- _Problem requirements_
What follows is a set of entries. Give them again exactly, without the pictures.

[BEGIN Information supplied]

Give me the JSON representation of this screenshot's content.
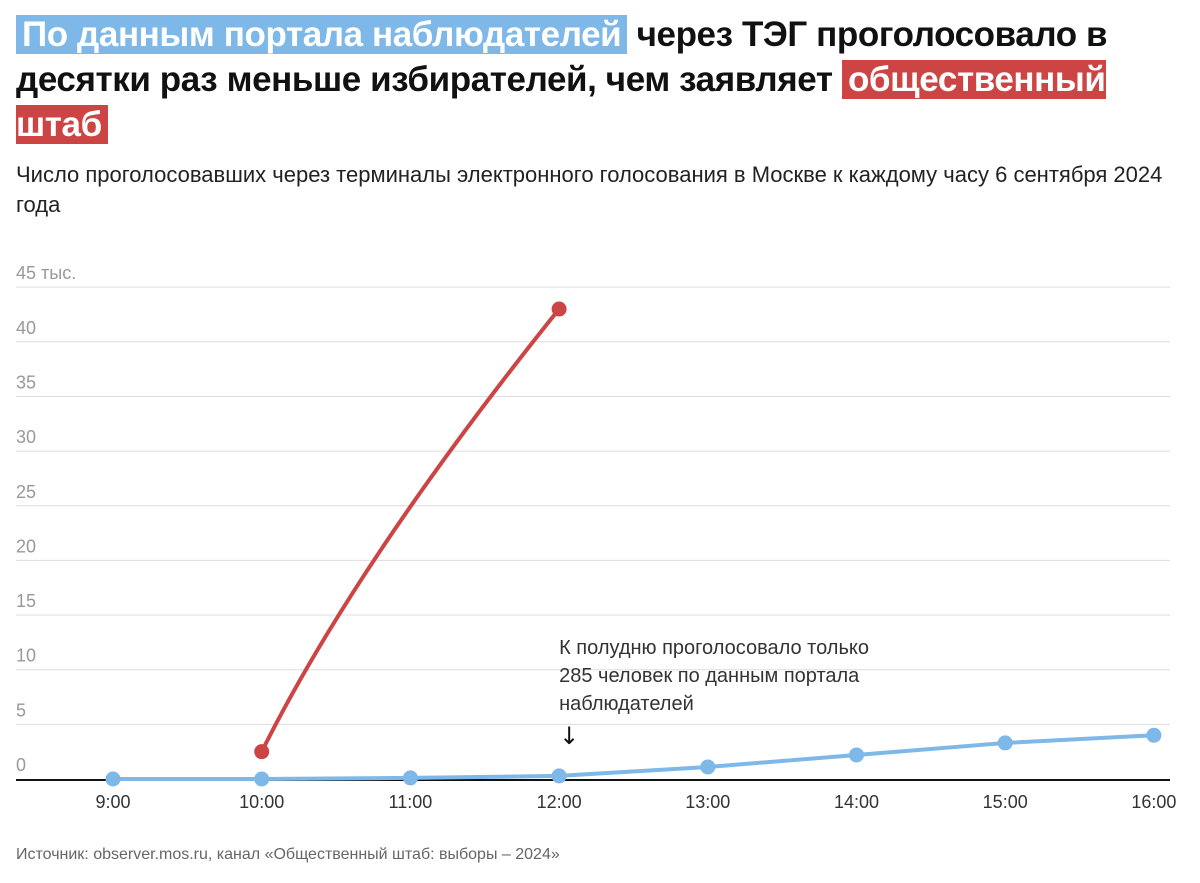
{
  "title": {
    "part1_highlight_blue": "По данным портала наблюдателей",
    "part2": " через ТЭГ проголосовало в десятки раз меньше избирателей, чем заявляет ",
    "part3_highlight_red": "общественный штаб"
  },
  "subtitle": "Число проголосовавших через терминалы электронного голосования в Москве к каждому часу 6 сентября 2024 года",
  "source": "Источник: observer.mos.ru, канал «Общественный штаб: выборы – 2024»",
  "chart_data": {
    "type": "line",
    "categories": [
      "9:00",
      "10:00",
      "11:00",
      "12:00",
      "13:00",
      "14:00",
      "15:00",
      "16:00"
    ],
    "y_ticks": [
      0,
      5,
      10,
      15,
      20,
      25,
      30,
      35,
      40,
      45
    ],
    "y_tick_labels": [
      "0",
      "5",
      "10",
      "15",
      "20",
      "25",
      "30",
      "35",
      "40",
      "45 тыс."
    ],
    "ylim": [
      0,
      45
    ],
    "grid": true,
    "series": [
      {
        "color": "#cc4444",
        "points": [
          {
            "x": "10:00",
            "y": 2.5
          },
          {
            "x": "12:00",
            "y": 43
          }
        ]
      },
      {
        "color": "#7db8e8",
        "points": [
          {
            "x": "9:00",
            "y": 0
          },
          {
            "x": "10:00",
            "y": 0
          },
          {
            "x": "11:00",
            "y": 0.1
          },
          {
            "x": "12:00",
            "y": 0.285
          },
          {
            "x": "13:00",
            "y": 1.1
          },
          {
            "x": "14:00",
            "y": 2.2
          },
          {
            "x": "15:00",
            "y": 3.3
          },
          {
            "x": "16:00",
            "y": 4.0
          }
        ]
      }
    ],
    "annotation": {
      "lines": [
        "К полудню проголосовало только",
        "285 человек по данным портала",
        "наблюдателей"
      ],
      "arrow": "↓",
      "x": "12:00"
    }
  }
}
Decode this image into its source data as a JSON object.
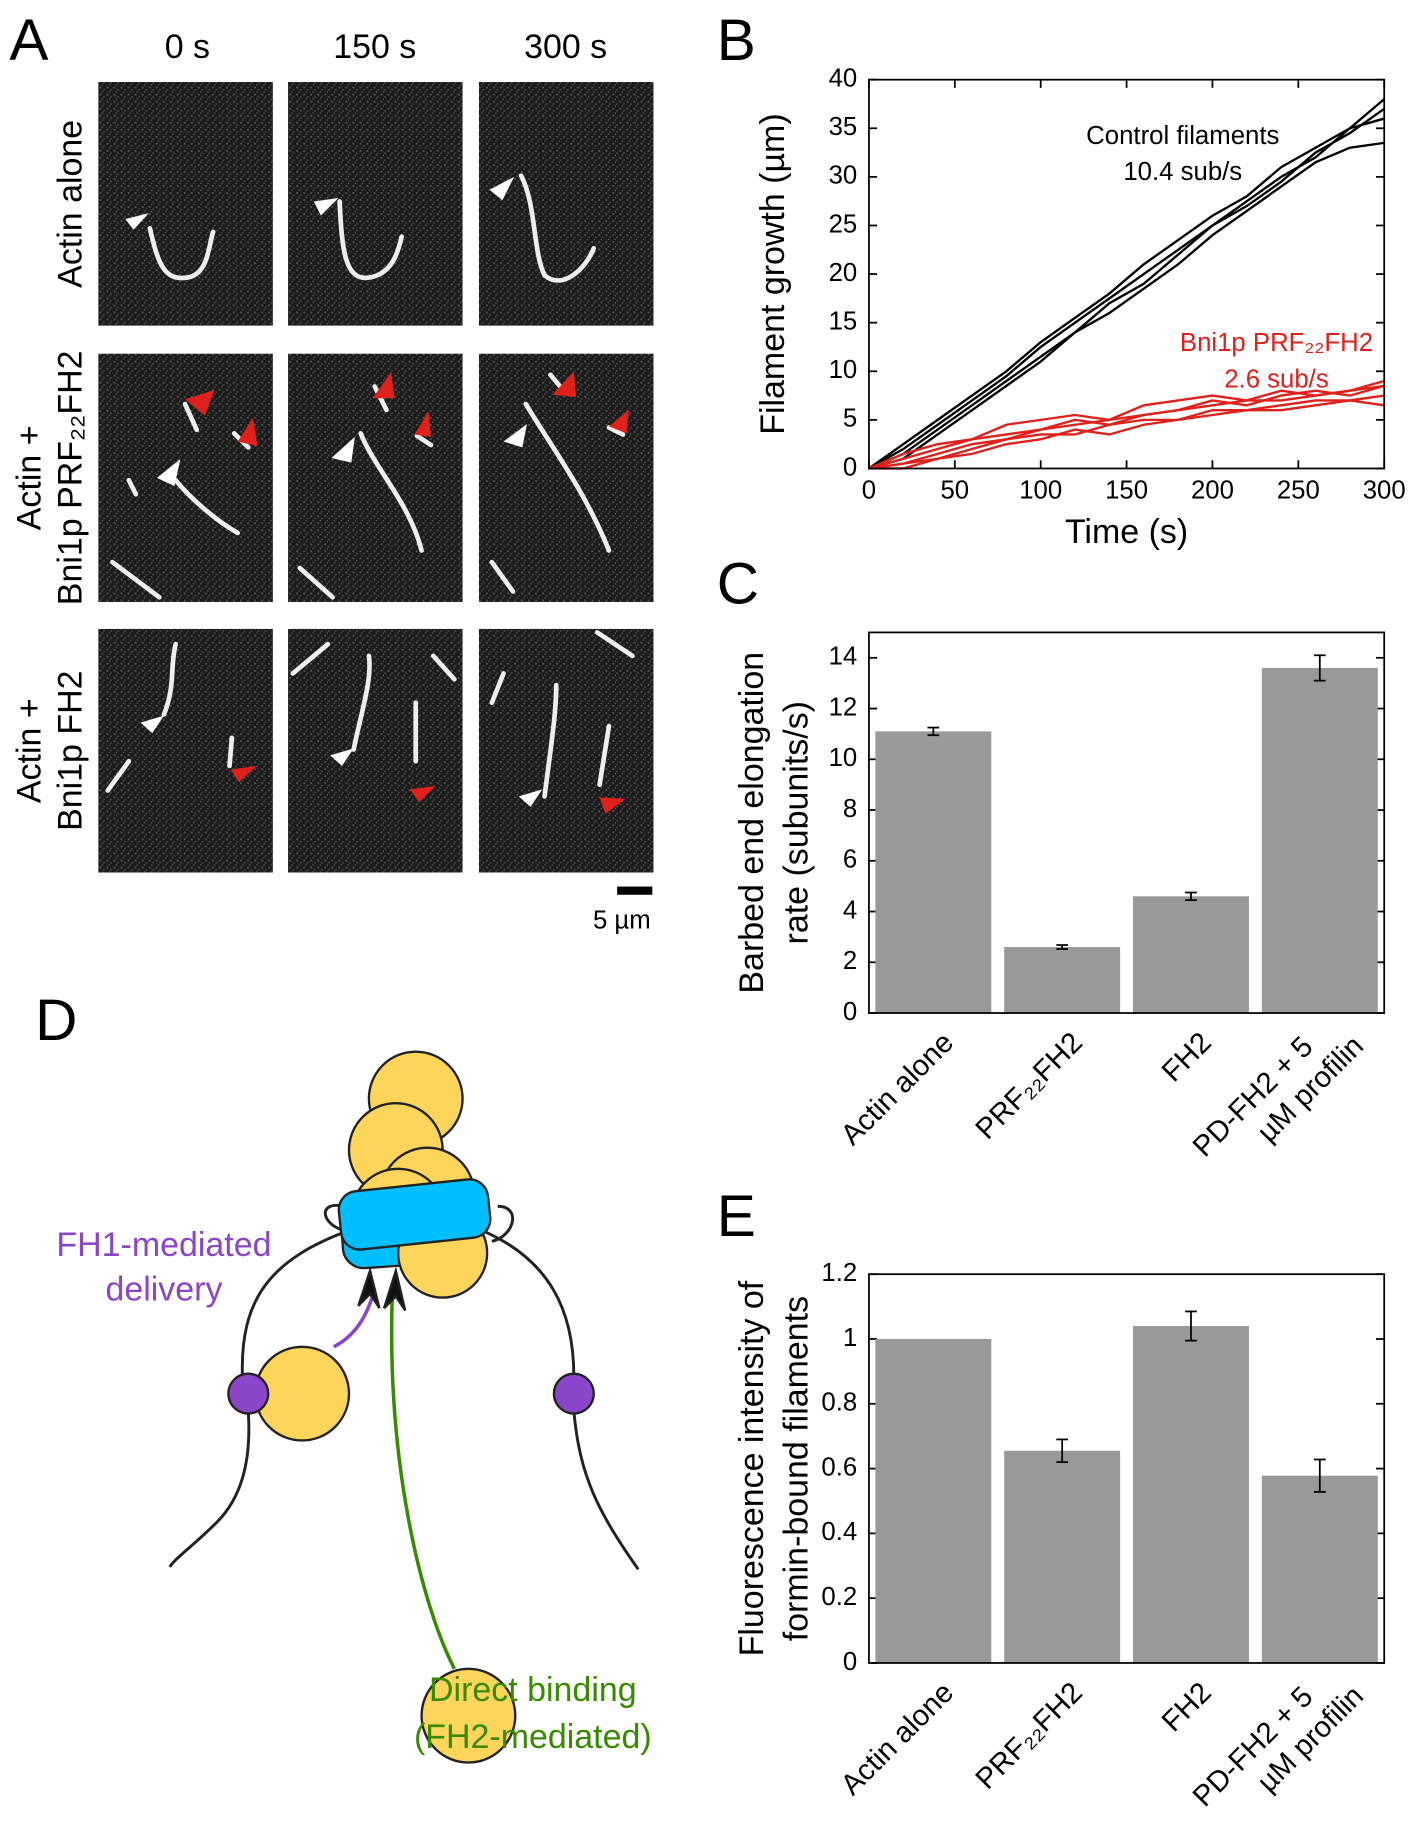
{
  "panel_labels": [
    "A",
    "B",
    "C",
    "D",
    "E"
  ],
  "micrographs": {
    "columns": [
      "0 s",
      "150 s",
      "300 s"
    ],
    "rows": [
      [
        "Actin alone"
      ],
      [
        "Actin +",
        "Bni1p PRF₂₂FH2"
      ],
      [
        "Actin +",
        "Bni1p FH2"
      ]
    ],
    "scale_bar": "5 µm"
  },
  "diagram": {
    "labels": [
      [
        "FH1-mediated",
        "delivery"
      ],
      [
        "Direct binding",
        "(FH2-mediated)"
      ]
    ]
  },
  "chart_data": [
    {
      "type": "line",
      "x_label": "Time (s)",
      "y_label": [
        "Filament growth (µm)"
      ],
      "x": [
        0,
        20,
        40,
        60,
        80,
        100,
        120,
        140,
        160,
        180,
        200,
        220,
        240,
        260,
        280,
        300
      ],
      "xlim": [
        0,
        300
      ],
      "xticks": [
        0,
        50,
        100,
        150,
        200,
        250,
        300
      ],
      "ylim": [
        0,
        40
      ],
      "yticks": [
        0,
        5,
        10,
        15,
        20,
        25,
        30,
        35,
        40
      ],
      "series": [
        {
          "color": "#000000",
          "values": [
            0,
            2,
            4.5,
            7,
            9.5,
            12.5,
            15,
            17.5,
            20,
            22.5,
            25,
            27.5,
            30,
            32,
            35,
            38
          ]
        },
        {
          "color": "#000000",
          "values": [
            0,
            1.5,
            4,
            6.5,
            9,
            11.5,
            14,
            17,
            19,
            22,
            25,
            27,
            29.5,
            32.5,
            34.5,
            37
          ]
        },
        {
          "color": "#000000",
          "values": [
            0,
            2.5,
            5,
            7.5,
            10,
            13,
            15.5,
            18,
            21,
            23.5,
            26,
            28,
            31,
            33,
            35,
            36
          ]
        },
        {
          "color": "#000000",
          "values": [
            0,
            1,
            3.5,
            6,
            8.5,
            11,
            14,
            16,
            18.5,
            21,
            24,
            26.5,
            29,
            31.5,
            33,
            33.5
          ]
        },
        {
          "color": "#e0201b",
          "values": [
            0,
            0.5,
            1.5,
            2.5,
            3,
            4,
            4.5,
            5,
            5.5,
            6,
            6.5,
            7,
            7,
            7.5,
            8,
            9
          ]
        },
        {
          "color": "#e0201b",
          "values": [
            0,
            1,
            2,
            3,
            3.5,
            4,
            5,
            4.5,
            5.5,
            6,
            7,
            6.5,
            7.5,
            8,
            7.5,
            8.5
          ]
        },
        {
          "color": "#e0201b",
          "values": [
            0,
            0.5,
            1,
            2,
            3,
            3.5,
            3.5,
            4.5,
            5,
            5,
            6,
            6,
            6.5,
            7,
            7,
            7.5
          ]
        },
        {
          "color": "#e0201b",
          "values": [
            0,
            1.5,
            2.5,
            3,
            4.5,
            5,
            5.5,
            5,
            6.5,
            7,
            7.5,
            7,
            8,
            7.5,
            8,
            8.5
          ]
        },
        {
          "color": "#e0201b",
          "values": [
            0,
            0,
            1,
            1.5,
            2.5,
            3,
            4,
            3.5,
            4.5,
            5,
            5.5,
            6,
            6,
            6.5,
            7,
            6.5
          ]
        }
      ],
      "annotations": [
        {
          "lines": [
            "Control filaments",
            "10.4 sub/s"
          ],
          "color": "#000000"
        },
        {
          "lines": [
            "Bni1p PRF₂₂FH2",
            "2.6 sub/s"
          ],
          "color": "#e0201b"
        }
      ]
    },
    {
      "type": "bar",
      "y_label": [
        "Barbed end elongation",
        "rate (subunits/s)"
      ],
      "categories": [
        "Actin alone",
        "PRF₂₂FH2",
        "FH2",
        "PD-FH2 + 5 µM profilin"
      ],
      "values": [
        11.1,
        2.6,
        4.6,
        13.6
      ],
      "errors": [
        0.15,
        0.08,
        0.15,
        0.5
      ],
      "color": "#999999",
      "ylim": [
        0,
        15
      ],
      "yticks": [
        0,
        2,
        4,
        6,
        8,
        10,
        12,
        14
      ]
    },
    {
      "type": "bar",
      "y_label": [
        "Fluorescence intensity of",
        "formin-bound filaments"
      ],
      "categories": [
        "Actin alone",
        "PRF₂₂FH2",
        "FH2",
        "PD-FH2 + 5 µM profilin"
      ],
      "values": [
        1.0,
        0.655,
        1.04,
        0.578
      ],
      "errors": [
        0,
        0.035,
        0.045,
        0.05
      ],
      "color": "#999999",
      "ylim": [
        0,
        1.2
      ],
      "yticks": [
        0,
        0.2,
        0.4,
        0.6,
        0.8,
        1,
        1.2
      ]
    }
  ]
}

[END Information supplied]

- _Exercise answer_
Give me the JSON representation of this screenshot's content.
{
  "title": {
    "part1_highlight_blue": "По данным портала наблюдателей",
    "part2": " через ТЭГ проголосовало в десятки раз меньше избирателей, чем заявляет ",
    "part3_highlight_red": "общественный штаб"
  },
  "subtitle": "Число проголосовавших через терминалы электронного голосования в Москве к каждому часу 6 сентября 2024 года",
  "source": "Источник: observer.mos.ru, канал «Общественный штаб: выборы – 2024»",
  "chart_data": {
    "type": "line",
    "categories": [
      "9:00",
      "10:00",
      "11:00",
      "12:00",
      "13:00",
      "14:00",
      "15:00",
      "16:00"
    ],
    "y_ticks": [
      0,
      5,
      10,
      15,
      20,
      25,
      30,
      35,
      40,
      45
    ],
    "y_tick_labels": [
      "0",
      "5",
      "10",
      "15",
      "20",
      "25",
      "30",
      "35",
      "40",
      "45 тыс."
    ],
    "ylim": [
      0,
      45
    ],
    "grid": true,
    "series": [
      {
        "color": "#cc4444",
        "points": [
          {
            "x": "10:00",
            "y": 2.5
          },
          {
            "x": "12:00",
            "y": 43
          }
        ]
      },
      {
        "color": "#7db8e8",
        "points": [
          {
            "x": "9:00",
            "y": 0
          },
          {
            "x": "10:00",
            "y": 0
          },
          {
            "x": "11:00",
            "y": 0.1
          },
          {
            "x": "12:00",
            "y": 0.285
          },
          {
            "x": "13:00",
            "y": 1.1
          },
          {
            "x": "14:00",
            "y": 2.2
          },
          {
            "x": "15:00",
            "y": 3.3
          },
          {
            "x": "16:00",
            "y": 4.0
          }
        ]
      }
    ],
    "annotation": {
      "lines": [
        "К полудню проголосовало только",
        "285 человек по данным портала",
        "наблюдателей"
      ],
      "arrow": "↓",
      "x": "12:00"
    }
  }
}
Decode this image into its source data as a JSON object.
{
  "panel_labels": [
    "A",
    "B",
    "C",
    "D",
    "E"
  ],
  "micrographs": {
    "columns": [
      "0 s",
      "150 s",
      "300 s"
    ],
    "rows": [
      [
        "Actin alone"
      ],
      [
        "Actin +",
        "Bni1p PRF₂₂FH2"
      ],
      [
        "Actin +",
        "Bni1p FH2"
      ]
    ],
    "scale_bar": "5 µm"
  },
  "diagram": {
    "labels": [
      [
        "FH1-mediated",
        "delivery"
      ],
      [
        "Direct binding",
        "(FH2-mediated)"
      ]
    ]
  },
  "chart_data": [
    {
      "type": "line",
      "x_label": "Time (s)",
      "y_label": [
        "Filament growth (µm)"
      ],
      "x": [
        0,
        20,
        40,
        60,
        80,
        100,
        120,
        140,
        160,
        180,
        200,
        220,
        240,
        260,
        280,
        300
      ],
      "xlim": [
        0,
        300
      ],
      "xticks": [
        0,
        50,
        100,
        150,
        200,
        250,
        300
      ],
      "ylim": [
        0,
        40
      ],
      "yticks": [
        0,
        5,
        10,
        15,
        20,
        25,
        30,
        35,
        40
      ],
      "series": [
        {
          "color": "#000000",
          "values": [
            0,
            2,
            4.5,
            7,
            9.5,
            12.5,
            15,
            17.5,
            20,
            22.5,
            25,
            27.5,
            30,
            32,
            35,
            38
          ]
        },
        {
          "color": "#000000",
          "values": [
            0,
            1.5,
            4,
            6.5,
            9,
            11.5,
            14,
            17,
            19,
            22,
            25,
            27,
            29.5,
            32.5,
            34.5,
            37
          ]
        },
        {
          "color": "#000000",
          "values": [
            0,
            2.5,
            5,
            7.5,
            10,
            13,
            15.5,
            18,
            21,
            23.5,
            26,
            28,
            31,
            33,
            35,
            36
          ]
        },
        {
          "color": "#000000",
          "values": [
            0,
            1,
            3.5,
            6,
            8.5,
            11,
            14,
            16,
            18.5,
            21,
            24,
            26.5,
            29,
            31.5,
            33,
            33.5
          ]
        },
        {
          "color": "#e0201b",
          "values": [
            0,
            0.5,
            1.5,
            2.5,
            3,
            4,
            4.5,
            5,
            5.5,
            6,
            6.5,
            7,
            7,
            7.5,
            8,
            9
          ]
        },
        {
          "color": "#e0201b",
          "values": [
            0,
            1,
            2,
            3,
            3.5,
            4,
            5,
            4.5,
            5.5,
            6,
            7,
            6.5,
            7.5,
            8,
            7.5,
            8.5
          ]
        },
        {
          "color": "#e0201b",
          "values": [
            0,
            0.5,
            1,
            2,
            3,
            3.5,
            3.5,
            4.5,
            5,
            5,
            6,
            6,
            6.5,
            7,
            7,
            7.5
          ]
        },
        {
          "color": "#e0201b",
          "values": [
            0,
            1.5,
            2.5,
            3,
            4.5,
            5,
            5.5,
            5,
            6.5,
            7,
            7.5,
            7,
            8,
            7.5,
            8,
            8.5
          ]
        },
        {
          "color": "#e0201b",
          "values": [
            0,
            0,
            1,
            1.5,
            2.5,
            3,
            4,
            3.5,
            4.5,
            5,
            5.5,
            6,
            6,
            6.5,
            7,
            6.5
          ]
        }
      ],
      "annotations": [
        {
          "lines": [
            "Control filaments",
            "10.4 sub/s"
          ],
          "color": "#000000"
        },
        {
          "lines": [
            "Bni1p PRF₂₂FH2",
            "2.6 sub/s"
          ],
          "color": "#e0201b"
        }
      ]
    },
    {
      "type": "bar",
      "y_label": [
        "Barbed end elongation",
        "rate (subunits/s)"
      ],
      "categories": [
        "Actin alone",
        "PRF₂₂FH2",
        "FH2",
        "PD-FH2 + 5 µM profilin"
      ],
      "values": [
        11.1,
        2.6,
        4.6,
        13.6
      ],
      "errors": [
        0.15,
        0.08,
        0.15,
        0.5
      ],
      "color": "#999999",
      "ylim": [
        0,
        15
      ],
      "yticks": [
        0,
        2,
        4,
        6,
        8,
        10,
        12,
        14
      ]
    },
    {
      "type": "bar",
      "y_label": [
        "Fluorescence intensity of",
        "formin-bound filaments"
      ],
      "categories": [
        "Actin alone",
        "PRF₂₂FH2",
        "FH2",
        "PD-FH2 + 5 µM profilin"
      ],
      "values": [
        1.0,
        0.655,
        1.04,
        0.578
      ],
      "errors": [
        0,
        0.035,
        0.045,
        0.05
      ],
      "color": "#999999",
      "ylim": [
        0,
        1.2
      ],
      "yticks": [
        0,
        0.2,
        0.4,
        0.6,
        0.8,
        1,
        1.2
      ]
    }
  ]
}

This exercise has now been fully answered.